EXERCISE TASK: Copy each line in which the string "Dewpoint" occurs.

━━━━━ INPUT ROWS ━━━━━

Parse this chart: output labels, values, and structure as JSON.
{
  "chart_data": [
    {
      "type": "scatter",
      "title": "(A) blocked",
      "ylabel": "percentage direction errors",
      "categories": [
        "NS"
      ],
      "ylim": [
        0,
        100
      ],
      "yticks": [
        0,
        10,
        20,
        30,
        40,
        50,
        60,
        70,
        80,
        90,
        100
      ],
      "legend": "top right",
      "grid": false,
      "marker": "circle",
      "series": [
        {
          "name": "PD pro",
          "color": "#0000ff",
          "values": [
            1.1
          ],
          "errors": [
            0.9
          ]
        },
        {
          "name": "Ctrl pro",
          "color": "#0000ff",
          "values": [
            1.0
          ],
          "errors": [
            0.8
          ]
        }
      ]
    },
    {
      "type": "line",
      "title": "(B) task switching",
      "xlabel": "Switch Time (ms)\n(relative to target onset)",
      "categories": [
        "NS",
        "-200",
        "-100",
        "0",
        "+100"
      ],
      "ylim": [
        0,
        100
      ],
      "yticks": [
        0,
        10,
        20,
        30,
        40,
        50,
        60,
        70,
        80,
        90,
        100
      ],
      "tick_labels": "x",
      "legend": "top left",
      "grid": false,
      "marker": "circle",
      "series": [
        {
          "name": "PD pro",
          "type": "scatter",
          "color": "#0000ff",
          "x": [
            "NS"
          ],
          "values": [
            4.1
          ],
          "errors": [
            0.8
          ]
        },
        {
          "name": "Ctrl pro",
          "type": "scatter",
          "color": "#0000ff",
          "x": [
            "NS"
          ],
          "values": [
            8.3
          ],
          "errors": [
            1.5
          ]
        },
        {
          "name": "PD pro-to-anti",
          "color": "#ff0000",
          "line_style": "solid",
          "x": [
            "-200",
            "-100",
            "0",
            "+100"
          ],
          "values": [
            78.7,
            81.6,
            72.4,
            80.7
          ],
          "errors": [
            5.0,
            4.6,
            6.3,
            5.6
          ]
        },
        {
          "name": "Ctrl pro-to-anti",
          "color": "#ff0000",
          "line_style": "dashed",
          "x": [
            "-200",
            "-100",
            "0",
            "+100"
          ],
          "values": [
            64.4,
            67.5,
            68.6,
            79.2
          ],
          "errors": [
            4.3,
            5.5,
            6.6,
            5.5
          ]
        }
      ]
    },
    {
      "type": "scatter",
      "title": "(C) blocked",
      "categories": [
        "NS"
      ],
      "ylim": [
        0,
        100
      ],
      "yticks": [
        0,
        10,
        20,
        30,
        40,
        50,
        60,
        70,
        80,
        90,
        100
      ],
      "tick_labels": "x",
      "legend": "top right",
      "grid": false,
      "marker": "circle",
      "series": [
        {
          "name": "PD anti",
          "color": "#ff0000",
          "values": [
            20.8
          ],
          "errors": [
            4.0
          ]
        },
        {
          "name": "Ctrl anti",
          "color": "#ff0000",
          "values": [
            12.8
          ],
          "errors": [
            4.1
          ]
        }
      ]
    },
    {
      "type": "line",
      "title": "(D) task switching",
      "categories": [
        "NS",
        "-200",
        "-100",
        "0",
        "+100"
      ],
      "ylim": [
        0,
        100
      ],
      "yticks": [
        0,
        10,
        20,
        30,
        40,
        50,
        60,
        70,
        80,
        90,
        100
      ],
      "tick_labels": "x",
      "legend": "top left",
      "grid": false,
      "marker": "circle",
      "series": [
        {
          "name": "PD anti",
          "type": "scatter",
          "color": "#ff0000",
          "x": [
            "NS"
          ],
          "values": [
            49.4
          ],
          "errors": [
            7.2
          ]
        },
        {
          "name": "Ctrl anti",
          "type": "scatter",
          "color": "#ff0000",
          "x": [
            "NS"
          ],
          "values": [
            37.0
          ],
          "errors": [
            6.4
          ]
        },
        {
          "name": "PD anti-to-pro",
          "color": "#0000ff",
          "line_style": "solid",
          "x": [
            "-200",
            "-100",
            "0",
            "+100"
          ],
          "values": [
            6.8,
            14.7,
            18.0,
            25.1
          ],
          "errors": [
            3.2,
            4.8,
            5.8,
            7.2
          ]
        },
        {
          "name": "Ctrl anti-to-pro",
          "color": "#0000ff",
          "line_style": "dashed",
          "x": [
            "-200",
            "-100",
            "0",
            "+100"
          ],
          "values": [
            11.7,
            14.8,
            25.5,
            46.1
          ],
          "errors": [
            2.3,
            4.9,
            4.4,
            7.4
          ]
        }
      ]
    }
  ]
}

━━━━━
━━━━━ INPUT ROWS ━━━━━

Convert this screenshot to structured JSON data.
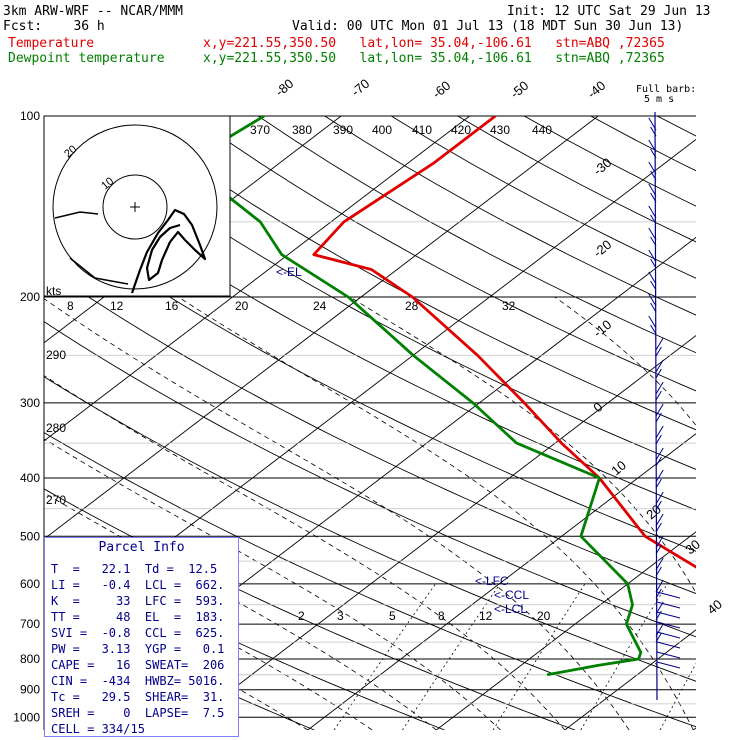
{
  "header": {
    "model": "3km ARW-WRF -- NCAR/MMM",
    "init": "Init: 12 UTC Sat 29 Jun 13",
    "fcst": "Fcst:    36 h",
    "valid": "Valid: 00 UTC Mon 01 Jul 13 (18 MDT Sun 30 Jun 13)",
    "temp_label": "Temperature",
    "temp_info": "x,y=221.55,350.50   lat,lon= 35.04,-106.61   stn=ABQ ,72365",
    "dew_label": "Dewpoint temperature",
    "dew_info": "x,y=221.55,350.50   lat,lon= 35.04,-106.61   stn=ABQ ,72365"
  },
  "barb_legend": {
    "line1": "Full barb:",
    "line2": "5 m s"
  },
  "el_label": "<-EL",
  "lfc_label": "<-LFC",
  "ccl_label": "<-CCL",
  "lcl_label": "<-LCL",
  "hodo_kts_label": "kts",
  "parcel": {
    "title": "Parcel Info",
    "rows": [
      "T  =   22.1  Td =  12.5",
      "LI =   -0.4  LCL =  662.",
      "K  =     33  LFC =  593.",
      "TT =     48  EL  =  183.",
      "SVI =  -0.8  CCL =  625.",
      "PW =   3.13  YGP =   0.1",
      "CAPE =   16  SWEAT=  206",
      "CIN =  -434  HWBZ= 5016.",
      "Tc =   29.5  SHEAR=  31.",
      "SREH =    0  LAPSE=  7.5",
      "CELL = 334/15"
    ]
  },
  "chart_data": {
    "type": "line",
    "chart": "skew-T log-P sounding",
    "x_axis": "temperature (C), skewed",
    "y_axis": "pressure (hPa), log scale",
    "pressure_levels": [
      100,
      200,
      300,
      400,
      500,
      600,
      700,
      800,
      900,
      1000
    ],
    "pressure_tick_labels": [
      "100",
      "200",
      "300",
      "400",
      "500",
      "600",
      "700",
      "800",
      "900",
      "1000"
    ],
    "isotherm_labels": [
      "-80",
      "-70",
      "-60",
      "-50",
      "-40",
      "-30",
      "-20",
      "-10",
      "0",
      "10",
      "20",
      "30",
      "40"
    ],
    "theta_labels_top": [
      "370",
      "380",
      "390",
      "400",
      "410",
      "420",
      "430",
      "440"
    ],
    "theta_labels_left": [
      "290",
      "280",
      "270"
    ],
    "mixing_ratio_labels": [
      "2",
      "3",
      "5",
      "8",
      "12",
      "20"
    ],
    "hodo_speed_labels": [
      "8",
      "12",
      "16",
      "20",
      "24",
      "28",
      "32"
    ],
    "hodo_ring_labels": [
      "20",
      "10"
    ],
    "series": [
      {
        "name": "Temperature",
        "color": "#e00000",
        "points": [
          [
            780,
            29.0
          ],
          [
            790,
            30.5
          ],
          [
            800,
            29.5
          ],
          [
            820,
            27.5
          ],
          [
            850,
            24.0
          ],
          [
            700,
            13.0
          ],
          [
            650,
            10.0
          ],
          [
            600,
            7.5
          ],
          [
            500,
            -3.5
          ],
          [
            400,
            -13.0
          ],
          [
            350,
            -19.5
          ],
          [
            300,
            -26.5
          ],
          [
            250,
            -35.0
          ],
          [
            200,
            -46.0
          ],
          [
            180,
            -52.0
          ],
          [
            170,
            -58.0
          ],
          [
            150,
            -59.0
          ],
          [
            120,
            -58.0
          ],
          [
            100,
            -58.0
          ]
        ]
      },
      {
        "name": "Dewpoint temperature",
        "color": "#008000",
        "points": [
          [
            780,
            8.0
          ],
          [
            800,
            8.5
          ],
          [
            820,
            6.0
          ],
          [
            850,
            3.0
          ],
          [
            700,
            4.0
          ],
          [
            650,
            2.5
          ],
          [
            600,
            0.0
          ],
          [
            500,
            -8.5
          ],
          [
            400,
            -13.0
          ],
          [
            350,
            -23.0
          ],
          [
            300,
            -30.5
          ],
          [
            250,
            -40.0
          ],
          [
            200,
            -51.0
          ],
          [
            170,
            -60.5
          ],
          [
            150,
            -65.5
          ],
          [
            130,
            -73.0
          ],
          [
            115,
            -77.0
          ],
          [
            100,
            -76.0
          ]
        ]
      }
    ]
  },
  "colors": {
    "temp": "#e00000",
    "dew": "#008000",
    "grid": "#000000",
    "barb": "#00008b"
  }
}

━━━━━

ANSWER TO THIS TASK:
    "dew_label": "Dewpoint temperature",
        "name": "Dewpoint temperature",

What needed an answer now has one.